▸ **Exercise data**
★ ★ ★ ★ ★

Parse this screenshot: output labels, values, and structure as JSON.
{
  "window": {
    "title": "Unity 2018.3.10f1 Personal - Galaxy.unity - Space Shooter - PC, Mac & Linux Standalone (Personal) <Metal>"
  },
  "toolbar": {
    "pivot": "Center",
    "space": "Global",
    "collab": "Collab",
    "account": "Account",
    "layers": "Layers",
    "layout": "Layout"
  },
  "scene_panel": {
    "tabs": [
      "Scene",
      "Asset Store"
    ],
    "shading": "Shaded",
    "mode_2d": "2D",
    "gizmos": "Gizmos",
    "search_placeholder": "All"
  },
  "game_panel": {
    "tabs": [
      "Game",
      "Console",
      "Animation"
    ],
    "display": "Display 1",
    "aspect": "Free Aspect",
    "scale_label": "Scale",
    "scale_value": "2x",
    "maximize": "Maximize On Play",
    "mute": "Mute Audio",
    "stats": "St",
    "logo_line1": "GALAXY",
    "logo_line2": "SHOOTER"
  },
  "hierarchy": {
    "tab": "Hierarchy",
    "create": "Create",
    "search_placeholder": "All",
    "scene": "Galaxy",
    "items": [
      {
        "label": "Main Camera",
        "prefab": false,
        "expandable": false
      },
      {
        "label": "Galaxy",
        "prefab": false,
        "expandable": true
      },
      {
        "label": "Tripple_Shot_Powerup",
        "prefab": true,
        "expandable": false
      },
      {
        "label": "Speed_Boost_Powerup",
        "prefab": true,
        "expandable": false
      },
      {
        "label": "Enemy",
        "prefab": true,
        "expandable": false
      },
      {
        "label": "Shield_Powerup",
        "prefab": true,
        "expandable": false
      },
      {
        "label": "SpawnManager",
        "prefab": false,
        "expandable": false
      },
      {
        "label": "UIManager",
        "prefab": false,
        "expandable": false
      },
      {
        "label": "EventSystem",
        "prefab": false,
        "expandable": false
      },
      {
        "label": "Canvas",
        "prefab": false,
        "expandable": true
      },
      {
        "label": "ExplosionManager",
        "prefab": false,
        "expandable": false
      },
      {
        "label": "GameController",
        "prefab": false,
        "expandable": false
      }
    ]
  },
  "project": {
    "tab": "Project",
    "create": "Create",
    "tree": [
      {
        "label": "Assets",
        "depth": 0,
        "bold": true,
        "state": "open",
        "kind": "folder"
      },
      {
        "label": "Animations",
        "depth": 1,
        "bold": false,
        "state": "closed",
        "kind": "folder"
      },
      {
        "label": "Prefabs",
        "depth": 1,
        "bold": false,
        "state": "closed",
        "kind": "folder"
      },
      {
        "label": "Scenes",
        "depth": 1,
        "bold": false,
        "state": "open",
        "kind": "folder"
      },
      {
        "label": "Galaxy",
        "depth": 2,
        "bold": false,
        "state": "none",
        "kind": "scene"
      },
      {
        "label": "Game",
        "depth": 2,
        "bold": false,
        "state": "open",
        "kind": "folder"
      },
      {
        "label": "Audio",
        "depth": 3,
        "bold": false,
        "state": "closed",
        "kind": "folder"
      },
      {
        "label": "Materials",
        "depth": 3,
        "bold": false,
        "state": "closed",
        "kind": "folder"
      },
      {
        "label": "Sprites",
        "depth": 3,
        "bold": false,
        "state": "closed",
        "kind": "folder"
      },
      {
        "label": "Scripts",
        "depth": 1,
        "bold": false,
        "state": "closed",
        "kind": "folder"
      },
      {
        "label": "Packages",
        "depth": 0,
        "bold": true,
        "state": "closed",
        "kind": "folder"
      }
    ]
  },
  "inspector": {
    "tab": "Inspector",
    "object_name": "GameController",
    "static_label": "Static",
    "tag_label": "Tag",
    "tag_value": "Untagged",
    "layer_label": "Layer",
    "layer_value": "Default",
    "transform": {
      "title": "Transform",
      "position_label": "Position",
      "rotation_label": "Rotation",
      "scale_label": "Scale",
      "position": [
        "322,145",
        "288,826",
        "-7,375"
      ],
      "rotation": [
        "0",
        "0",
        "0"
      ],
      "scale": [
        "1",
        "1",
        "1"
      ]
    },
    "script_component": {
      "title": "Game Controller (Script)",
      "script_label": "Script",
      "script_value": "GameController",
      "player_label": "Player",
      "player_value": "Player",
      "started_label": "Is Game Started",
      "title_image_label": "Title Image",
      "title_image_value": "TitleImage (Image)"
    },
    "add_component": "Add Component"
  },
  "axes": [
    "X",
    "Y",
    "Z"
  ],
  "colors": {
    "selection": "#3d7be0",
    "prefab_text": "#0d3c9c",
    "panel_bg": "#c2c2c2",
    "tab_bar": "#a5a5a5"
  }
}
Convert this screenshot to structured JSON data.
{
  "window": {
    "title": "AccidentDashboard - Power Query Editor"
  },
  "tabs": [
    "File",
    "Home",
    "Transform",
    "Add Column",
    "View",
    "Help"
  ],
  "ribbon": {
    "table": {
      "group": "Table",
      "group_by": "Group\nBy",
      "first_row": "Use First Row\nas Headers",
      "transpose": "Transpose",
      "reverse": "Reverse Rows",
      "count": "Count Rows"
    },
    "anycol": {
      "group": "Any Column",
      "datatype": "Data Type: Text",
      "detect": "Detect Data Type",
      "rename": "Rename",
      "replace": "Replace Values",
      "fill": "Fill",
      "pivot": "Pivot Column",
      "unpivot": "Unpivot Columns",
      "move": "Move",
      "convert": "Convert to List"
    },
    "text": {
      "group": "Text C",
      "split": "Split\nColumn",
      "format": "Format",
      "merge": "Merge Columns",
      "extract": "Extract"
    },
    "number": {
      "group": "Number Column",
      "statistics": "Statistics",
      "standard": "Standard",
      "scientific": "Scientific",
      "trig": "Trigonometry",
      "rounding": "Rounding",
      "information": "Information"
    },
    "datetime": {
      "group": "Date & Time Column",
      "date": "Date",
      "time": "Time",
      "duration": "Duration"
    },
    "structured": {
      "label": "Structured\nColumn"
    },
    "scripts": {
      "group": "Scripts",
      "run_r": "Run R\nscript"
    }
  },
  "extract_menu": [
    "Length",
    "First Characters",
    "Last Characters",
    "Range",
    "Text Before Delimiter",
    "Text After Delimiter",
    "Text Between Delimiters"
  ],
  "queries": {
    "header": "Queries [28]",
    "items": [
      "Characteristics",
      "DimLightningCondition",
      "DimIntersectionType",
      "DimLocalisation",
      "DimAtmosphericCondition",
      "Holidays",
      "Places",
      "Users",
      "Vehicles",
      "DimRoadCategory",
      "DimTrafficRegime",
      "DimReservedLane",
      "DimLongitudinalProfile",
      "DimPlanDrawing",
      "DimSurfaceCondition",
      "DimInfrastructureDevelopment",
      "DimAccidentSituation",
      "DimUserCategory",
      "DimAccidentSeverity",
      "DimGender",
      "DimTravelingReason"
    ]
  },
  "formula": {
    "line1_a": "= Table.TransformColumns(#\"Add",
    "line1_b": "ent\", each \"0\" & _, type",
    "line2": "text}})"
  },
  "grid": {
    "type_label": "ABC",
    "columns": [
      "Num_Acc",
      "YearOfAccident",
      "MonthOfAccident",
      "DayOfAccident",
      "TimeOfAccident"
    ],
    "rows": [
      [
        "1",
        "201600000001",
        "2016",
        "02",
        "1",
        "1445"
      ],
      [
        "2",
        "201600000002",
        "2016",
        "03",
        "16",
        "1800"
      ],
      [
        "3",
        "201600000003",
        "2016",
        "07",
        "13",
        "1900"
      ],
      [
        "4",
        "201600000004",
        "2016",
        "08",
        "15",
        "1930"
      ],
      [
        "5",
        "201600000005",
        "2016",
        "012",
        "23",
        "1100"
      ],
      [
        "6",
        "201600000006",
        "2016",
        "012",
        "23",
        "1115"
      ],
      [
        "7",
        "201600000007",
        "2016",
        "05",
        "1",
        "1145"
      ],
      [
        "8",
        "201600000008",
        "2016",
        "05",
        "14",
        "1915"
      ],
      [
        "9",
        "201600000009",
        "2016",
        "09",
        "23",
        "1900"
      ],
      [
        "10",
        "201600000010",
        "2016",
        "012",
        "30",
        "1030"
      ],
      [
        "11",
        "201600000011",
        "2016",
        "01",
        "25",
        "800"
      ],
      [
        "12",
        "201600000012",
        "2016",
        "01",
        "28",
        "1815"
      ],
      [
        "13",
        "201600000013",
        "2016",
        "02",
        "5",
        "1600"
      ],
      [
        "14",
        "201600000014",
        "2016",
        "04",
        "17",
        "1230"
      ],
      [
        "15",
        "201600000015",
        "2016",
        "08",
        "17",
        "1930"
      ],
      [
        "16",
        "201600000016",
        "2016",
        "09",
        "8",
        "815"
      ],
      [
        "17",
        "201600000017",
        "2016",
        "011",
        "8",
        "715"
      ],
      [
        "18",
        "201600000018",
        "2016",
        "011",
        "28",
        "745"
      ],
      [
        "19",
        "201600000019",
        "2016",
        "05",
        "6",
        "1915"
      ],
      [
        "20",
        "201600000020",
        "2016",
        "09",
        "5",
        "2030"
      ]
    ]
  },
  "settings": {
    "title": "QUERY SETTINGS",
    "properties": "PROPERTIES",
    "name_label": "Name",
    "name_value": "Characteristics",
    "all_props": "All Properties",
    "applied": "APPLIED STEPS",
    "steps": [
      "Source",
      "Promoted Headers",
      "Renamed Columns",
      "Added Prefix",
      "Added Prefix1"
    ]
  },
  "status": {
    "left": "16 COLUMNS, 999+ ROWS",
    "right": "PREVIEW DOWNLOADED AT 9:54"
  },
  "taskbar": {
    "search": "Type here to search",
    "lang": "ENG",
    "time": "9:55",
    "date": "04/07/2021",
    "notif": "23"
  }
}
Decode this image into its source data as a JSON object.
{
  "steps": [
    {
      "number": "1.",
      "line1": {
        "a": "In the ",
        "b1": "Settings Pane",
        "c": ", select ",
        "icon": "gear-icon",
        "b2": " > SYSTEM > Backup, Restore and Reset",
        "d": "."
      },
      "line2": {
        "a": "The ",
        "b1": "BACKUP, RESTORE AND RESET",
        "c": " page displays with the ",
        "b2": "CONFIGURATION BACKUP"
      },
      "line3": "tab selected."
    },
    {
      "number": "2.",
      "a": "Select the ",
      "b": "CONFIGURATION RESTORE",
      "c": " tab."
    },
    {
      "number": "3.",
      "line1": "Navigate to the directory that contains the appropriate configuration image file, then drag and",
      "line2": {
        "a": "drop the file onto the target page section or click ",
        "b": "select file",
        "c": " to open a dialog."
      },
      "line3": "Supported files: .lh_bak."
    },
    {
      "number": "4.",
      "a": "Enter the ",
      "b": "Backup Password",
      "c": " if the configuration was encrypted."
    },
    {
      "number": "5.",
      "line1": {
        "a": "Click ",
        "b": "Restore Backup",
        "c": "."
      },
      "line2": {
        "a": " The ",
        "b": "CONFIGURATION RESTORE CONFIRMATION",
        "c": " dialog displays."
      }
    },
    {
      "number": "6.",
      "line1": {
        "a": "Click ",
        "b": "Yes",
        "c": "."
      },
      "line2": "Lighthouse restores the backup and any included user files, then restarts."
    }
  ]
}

★ ★ ★ ★ ★

▸ **To do**
Go through the entries above and copy every line containing "screenshot".

▸ **Response**
Parse this screenshot: output labels, values, and structure as JSON.
Convert this screenshot to structured JSON data.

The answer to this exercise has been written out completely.